What you need to do> Return every line below in which "will" appears.

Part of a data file
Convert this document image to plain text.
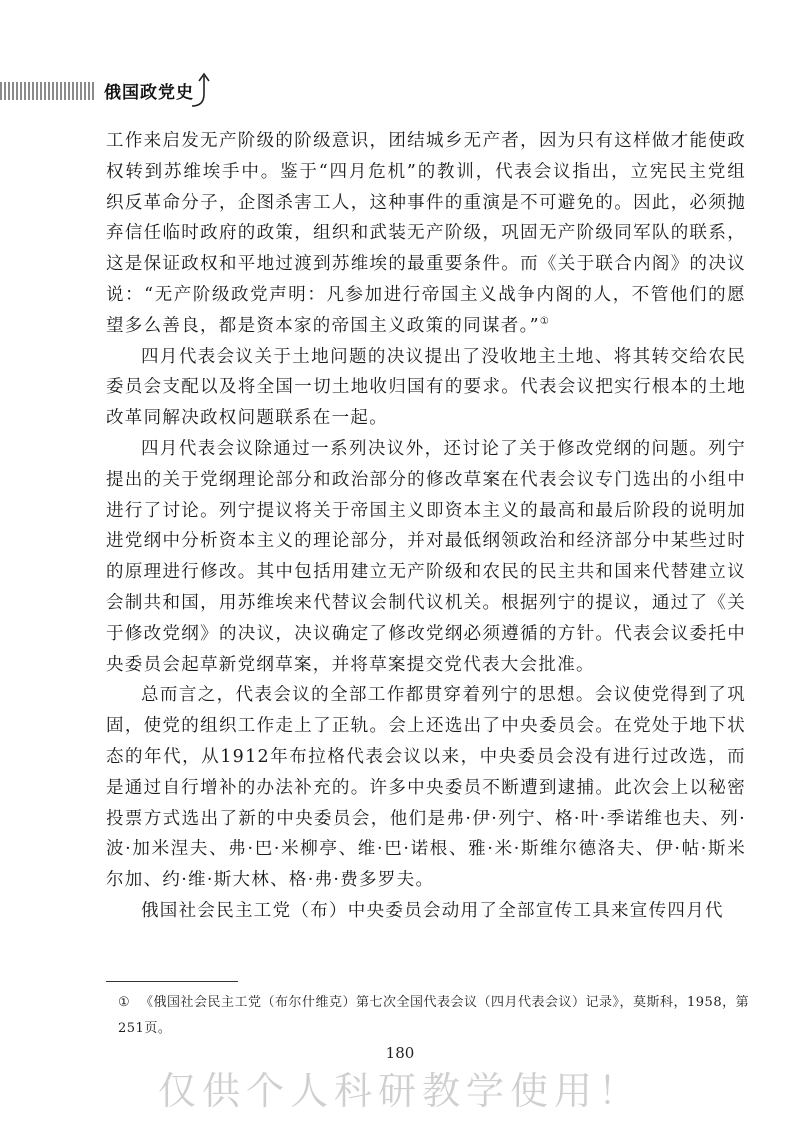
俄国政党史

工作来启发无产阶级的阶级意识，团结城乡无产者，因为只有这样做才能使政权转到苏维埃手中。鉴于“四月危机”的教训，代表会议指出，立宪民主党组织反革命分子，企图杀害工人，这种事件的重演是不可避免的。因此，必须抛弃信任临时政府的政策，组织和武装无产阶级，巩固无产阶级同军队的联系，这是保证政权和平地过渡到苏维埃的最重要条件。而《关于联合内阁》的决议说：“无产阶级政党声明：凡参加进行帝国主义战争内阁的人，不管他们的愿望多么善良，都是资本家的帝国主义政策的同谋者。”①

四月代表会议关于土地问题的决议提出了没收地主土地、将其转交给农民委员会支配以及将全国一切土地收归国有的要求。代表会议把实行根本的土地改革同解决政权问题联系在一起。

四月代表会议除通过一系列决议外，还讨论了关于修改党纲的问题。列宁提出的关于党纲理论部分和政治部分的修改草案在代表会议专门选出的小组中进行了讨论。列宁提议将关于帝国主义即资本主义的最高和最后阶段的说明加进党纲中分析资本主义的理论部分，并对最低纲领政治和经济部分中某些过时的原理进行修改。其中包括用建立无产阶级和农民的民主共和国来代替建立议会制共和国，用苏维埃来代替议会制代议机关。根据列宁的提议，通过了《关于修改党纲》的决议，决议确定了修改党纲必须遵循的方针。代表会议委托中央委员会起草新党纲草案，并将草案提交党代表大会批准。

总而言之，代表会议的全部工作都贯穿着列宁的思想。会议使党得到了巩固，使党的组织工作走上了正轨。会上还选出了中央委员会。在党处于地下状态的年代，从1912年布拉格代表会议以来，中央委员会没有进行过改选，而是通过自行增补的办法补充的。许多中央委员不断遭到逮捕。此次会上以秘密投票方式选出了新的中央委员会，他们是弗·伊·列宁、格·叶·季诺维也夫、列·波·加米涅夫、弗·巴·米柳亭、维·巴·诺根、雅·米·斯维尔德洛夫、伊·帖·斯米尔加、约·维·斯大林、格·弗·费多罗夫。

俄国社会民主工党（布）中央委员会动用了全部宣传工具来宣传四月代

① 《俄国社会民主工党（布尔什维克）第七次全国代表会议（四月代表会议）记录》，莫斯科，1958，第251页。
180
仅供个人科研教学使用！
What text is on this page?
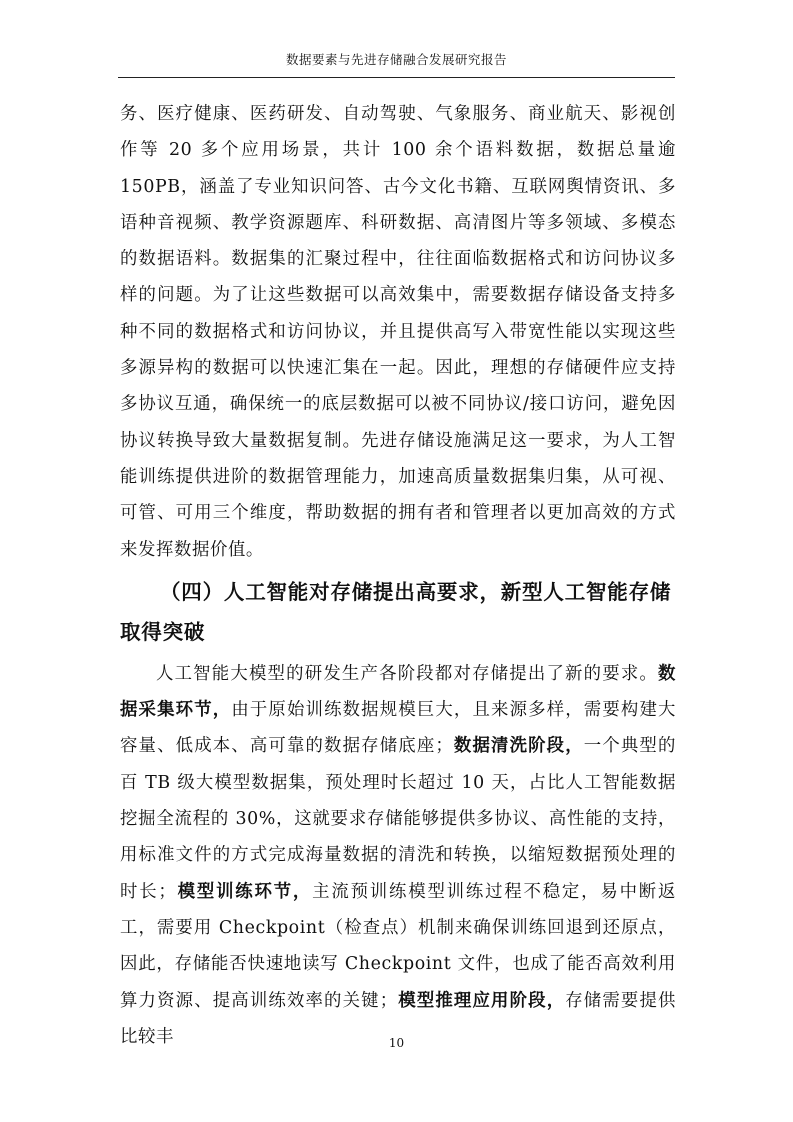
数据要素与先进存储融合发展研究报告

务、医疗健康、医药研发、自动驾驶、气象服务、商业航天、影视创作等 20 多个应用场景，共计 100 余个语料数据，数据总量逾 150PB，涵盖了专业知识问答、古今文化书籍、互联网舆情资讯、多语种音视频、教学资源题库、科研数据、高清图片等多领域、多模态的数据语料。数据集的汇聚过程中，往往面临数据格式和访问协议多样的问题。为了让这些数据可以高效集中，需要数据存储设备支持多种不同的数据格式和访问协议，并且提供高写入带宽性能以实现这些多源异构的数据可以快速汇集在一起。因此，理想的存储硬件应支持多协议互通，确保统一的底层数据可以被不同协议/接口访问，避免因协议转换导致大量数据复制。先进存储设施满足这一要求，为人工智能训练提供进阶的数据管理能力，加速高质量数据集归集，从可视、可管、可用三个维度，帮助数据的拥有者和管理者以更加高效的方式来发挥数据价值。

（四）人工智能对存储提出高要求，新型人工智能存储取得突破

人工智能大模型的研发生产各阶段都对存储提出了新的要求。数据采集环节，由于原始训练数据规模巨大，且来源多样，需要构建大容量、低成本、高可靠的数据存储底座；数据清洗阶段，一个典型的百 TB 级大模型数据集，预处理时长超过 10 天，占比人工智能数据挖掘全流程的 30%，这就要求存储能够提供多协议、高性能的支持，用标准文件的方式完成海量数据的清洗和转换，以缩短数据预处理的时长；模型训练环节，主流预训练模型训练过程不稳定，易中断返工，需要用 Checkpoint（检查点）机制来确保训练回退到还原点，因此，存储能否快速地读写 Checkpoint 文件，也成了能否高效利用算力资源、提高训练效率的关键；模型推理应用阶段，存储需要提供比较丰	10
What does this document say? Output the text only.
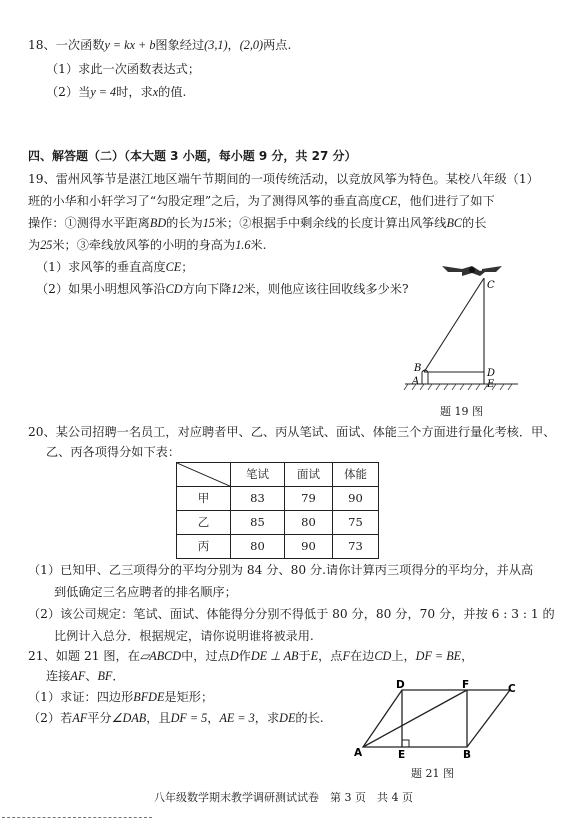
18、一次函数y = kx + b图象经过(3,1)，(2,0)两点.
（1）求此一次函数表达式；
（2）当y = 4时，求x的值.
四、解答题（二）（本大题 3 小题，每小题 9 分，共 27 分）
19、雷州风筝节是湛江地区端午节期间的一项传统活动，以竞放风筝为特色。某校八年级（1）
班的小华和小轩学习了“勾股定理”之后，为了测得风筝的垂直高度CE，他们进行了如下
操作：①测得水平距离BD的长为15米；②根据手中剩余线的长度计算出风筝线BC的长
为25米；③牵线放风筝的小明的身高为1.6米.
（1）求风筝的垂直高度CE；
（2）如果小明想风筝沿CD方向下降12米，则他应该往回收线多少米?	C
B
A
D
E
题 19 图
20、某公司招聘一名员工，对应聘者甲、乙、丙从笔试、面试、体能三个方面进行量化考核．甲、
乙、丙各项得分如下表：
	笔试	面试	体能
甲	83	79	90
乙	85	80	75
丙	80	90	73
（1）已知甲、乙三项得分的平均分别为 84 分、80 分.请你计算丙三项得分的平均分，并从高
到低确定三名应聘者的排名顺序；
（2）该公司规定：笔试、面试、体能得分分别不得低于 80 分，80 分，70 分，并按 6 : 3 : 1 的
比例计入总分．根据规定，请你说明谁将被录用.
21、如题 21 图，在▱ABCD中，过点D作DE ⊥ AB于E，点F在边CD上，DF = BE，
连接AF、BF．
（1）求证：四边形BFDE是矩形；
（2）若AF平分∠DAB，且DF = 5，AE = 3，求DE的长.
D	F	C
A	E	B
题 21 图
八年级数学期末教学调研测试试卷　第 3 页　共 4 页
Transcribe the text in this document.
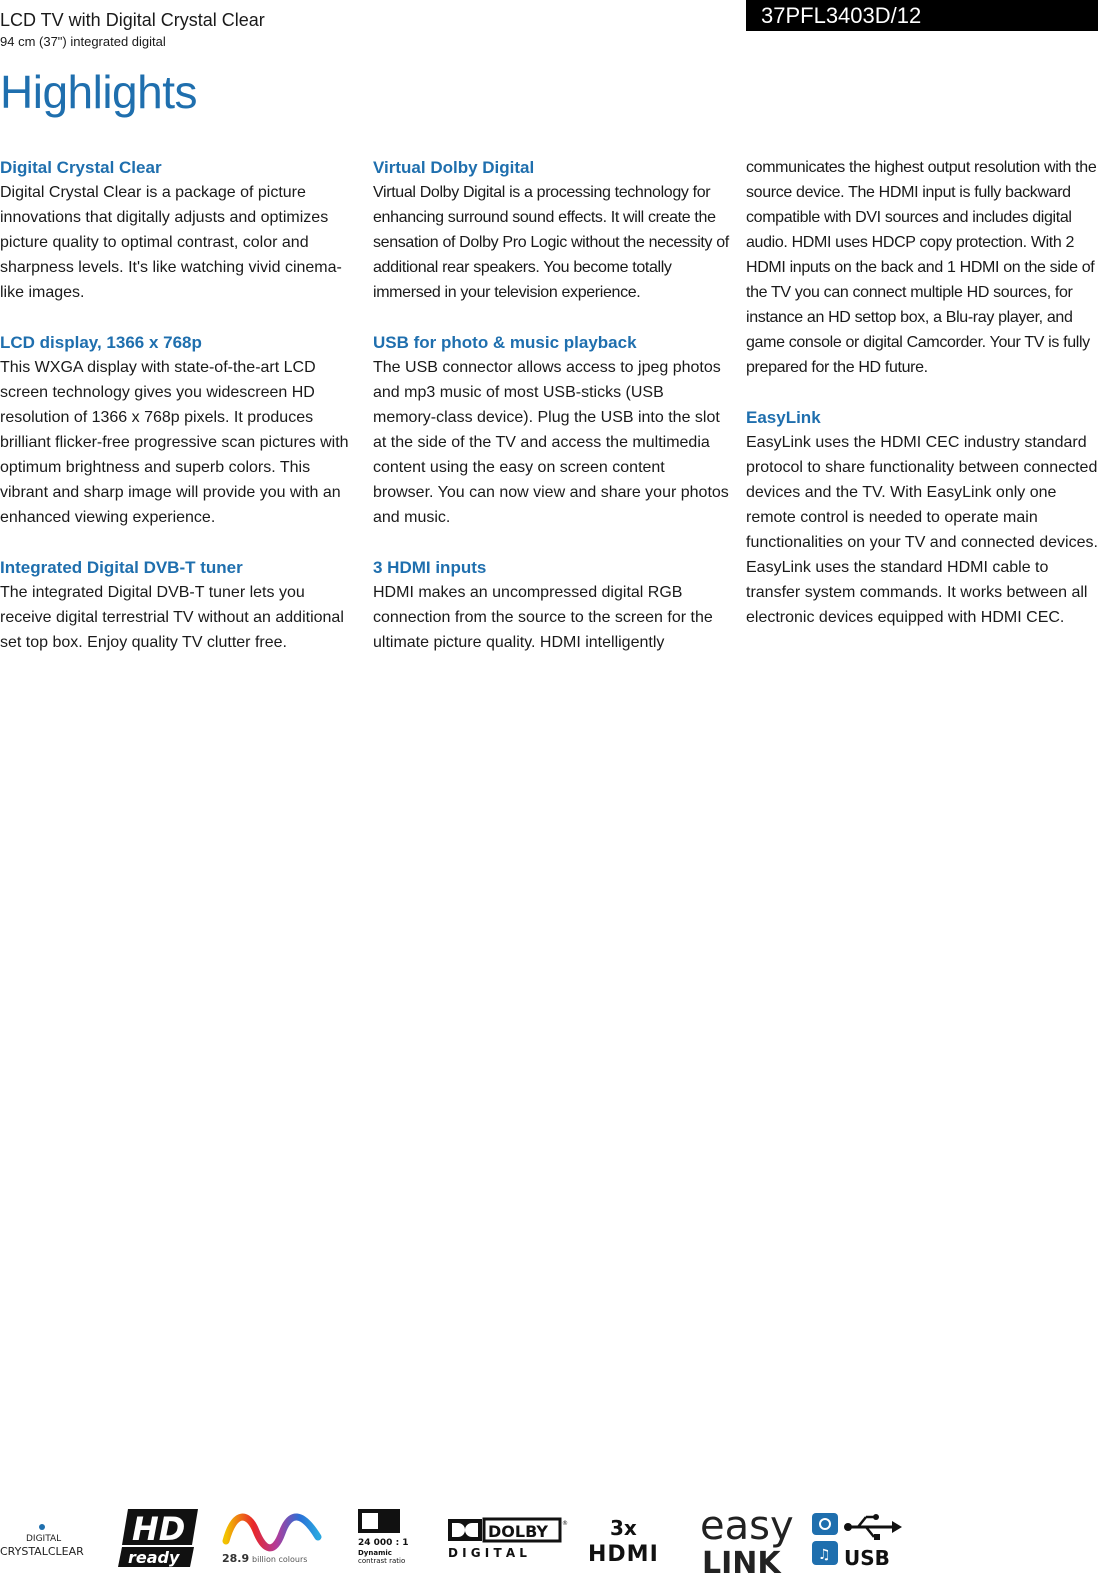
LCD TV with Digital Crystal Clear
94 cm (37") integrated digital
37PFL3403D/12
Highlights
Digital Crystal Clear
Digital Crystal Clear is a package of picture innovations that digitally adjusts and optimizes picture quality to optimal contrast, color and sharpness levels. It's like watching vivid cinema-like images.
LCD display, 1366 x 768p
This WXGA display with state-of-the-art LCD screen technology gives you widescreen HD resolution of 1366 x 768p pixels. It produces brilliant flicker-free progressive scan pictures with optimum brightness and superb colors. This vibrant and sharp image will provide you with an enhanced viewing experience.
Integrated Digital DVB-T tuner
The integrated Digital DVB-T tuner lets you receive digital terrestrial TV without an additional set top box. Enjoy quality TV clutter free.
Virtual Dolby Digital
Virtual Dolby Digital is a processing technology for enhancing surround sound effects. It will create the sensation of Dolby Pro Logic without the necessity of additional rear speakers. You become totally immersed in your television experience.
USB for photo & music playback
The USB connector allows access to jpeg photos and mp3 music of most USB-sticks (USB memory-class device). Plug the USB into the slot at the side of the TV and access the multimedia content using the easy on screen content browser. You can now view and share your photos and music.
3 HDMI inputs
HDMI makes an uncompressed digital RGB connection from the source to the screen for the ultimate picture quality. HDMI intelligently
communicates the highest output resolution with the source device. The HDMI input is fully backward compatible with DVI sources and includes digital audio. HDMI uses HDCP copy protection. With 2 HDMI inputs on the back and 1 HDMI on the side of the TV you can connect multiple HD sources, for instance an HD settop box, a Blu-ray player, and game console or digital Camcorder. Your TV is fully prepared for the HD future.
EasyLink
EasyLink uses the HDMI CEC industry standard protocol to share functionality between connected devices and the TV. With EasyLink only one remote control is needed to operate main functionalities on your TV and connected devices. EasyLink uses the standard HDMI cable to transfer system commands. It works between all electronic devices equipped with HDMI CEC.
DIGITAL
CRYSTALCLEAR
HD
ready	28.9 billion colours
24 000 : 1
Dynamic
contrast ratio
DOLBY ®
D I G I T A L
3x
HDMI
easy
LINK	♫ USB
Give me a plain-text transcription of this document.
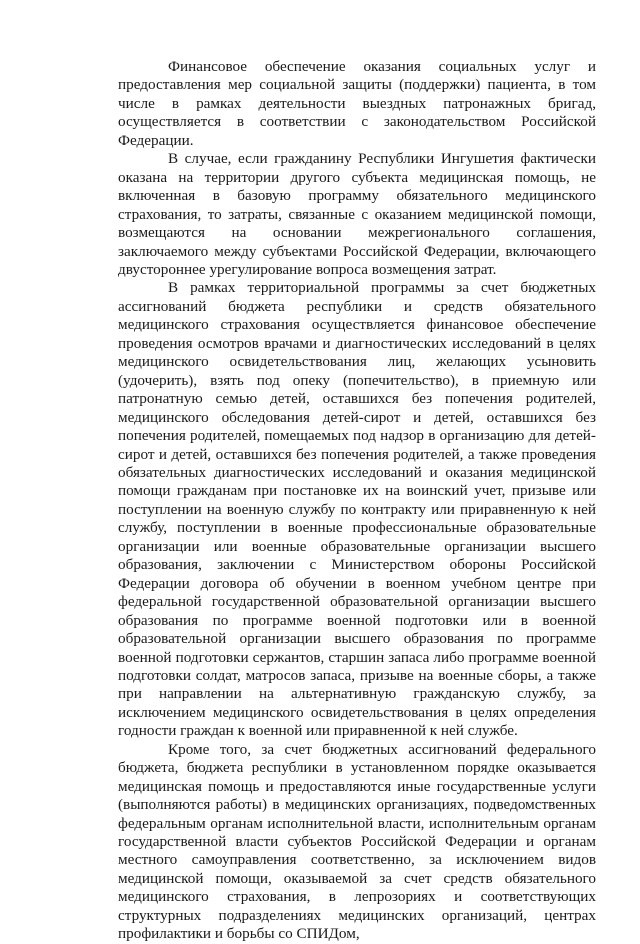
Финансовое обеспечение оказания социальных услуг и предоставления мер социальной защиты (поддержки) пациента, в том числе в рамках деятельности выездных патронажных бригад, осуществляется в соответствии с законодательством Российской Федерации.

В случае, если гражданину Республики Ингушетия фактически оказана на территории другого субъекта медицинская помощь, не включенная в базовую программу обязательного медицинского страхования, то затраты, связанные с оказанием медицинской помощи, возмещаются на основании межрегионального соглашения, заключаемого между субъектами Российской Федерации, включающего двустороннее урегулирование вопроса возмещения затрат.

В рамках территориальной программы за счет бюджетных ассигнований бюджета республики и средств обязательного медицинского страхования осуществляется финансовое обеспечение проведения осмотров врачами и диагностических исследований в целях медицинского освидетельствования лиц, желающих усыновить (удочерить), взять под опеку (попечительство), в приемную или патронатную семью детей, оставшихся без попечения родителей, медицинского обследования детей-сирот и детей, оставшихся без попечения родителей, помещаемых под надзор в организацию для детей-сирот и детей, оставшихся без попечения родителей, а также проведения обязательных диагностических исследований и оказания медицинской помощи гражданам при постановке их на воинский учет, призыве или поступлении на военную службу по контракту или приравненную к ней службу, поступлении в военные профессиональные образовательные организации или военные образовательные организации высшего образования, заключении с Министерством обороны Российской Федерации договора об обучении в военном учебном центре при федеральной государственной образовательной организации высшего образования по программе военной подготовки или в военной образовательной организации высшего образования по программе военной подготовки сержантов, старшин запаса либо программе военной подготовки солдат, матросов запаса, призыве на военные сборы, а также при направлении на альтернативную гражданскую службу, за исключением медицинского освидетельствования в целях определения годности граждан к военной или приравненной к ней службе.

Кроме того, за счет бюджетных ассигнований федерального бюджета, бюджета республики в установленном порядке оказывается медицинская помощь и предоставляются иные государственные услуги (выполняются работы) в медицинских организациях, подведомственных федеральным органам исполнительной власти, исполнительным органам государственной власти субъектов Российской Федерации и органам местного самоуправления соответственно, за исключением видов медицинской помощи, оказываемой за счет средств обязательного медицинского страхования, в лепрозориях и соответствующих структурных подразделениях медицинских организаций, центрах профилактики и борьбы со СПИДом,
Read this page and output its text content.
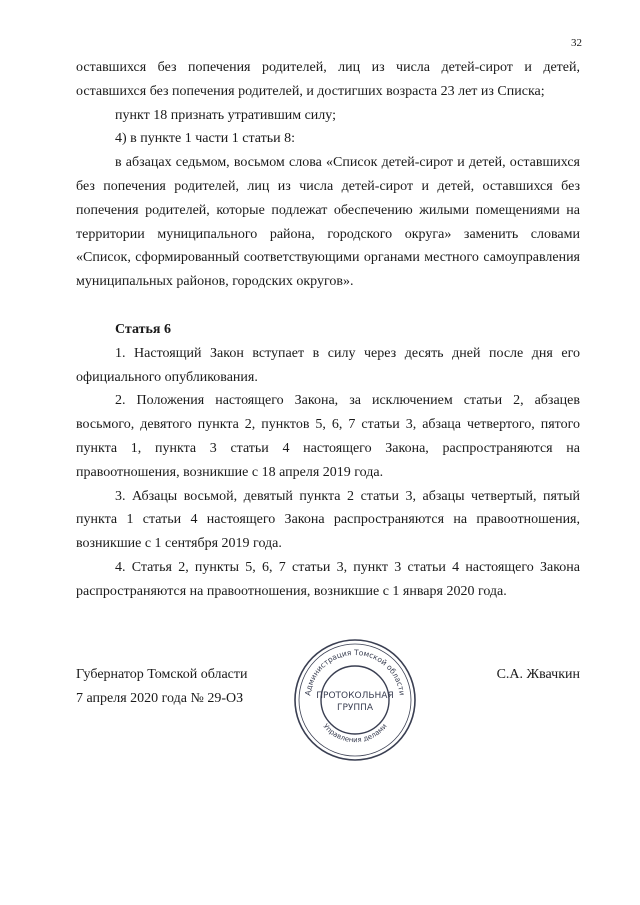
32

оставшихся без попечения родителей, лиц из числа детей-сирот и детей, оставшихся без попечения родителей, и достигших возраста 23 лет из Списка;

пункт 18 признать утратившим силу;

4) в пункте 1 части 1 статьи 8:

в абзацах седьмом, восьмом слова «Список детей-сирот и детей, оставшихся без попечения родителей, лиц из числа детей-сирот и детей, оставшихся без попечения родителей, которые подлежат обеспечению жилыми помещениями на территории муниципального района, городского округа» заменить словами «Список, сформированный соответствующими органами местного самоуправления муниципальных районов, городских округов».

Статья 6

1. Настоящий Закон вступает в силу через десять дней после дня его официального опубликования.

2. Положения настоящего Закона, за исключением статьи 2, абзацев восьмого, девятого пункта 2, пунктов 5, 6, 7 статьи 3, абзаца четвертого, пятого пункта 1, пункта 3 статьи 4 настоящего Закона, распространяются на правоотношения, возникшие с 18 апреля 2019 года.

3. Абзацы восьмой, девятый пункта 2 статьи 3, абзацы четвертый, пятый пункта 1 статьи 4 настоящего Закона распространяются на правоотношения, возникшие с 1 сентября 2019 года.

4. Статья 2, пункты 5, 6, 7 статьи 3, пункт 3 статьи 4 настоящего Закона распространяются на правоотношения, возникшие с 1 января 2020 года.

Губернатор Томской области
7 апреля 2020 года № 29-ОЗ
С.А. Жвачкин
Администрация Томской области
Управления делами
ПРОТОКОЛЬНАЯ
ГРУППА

Output>
This WXGA display with state-of-the-art LCD screen technology gives you widescreen HD resolution of 1366 x 768p pixels. It produces brilliant flicker-free progressive scan pictures with optimum brightness and superb colors. This vibrant and sharp image will provide you with an enhanced viewing experience.
Virtual Dolby Digital is a processing technology for enhancing surround sound effects. It will create the sensation of Dolby Pro Logic without the necessity of additional rear speakers. You become totally immersed in your television experience.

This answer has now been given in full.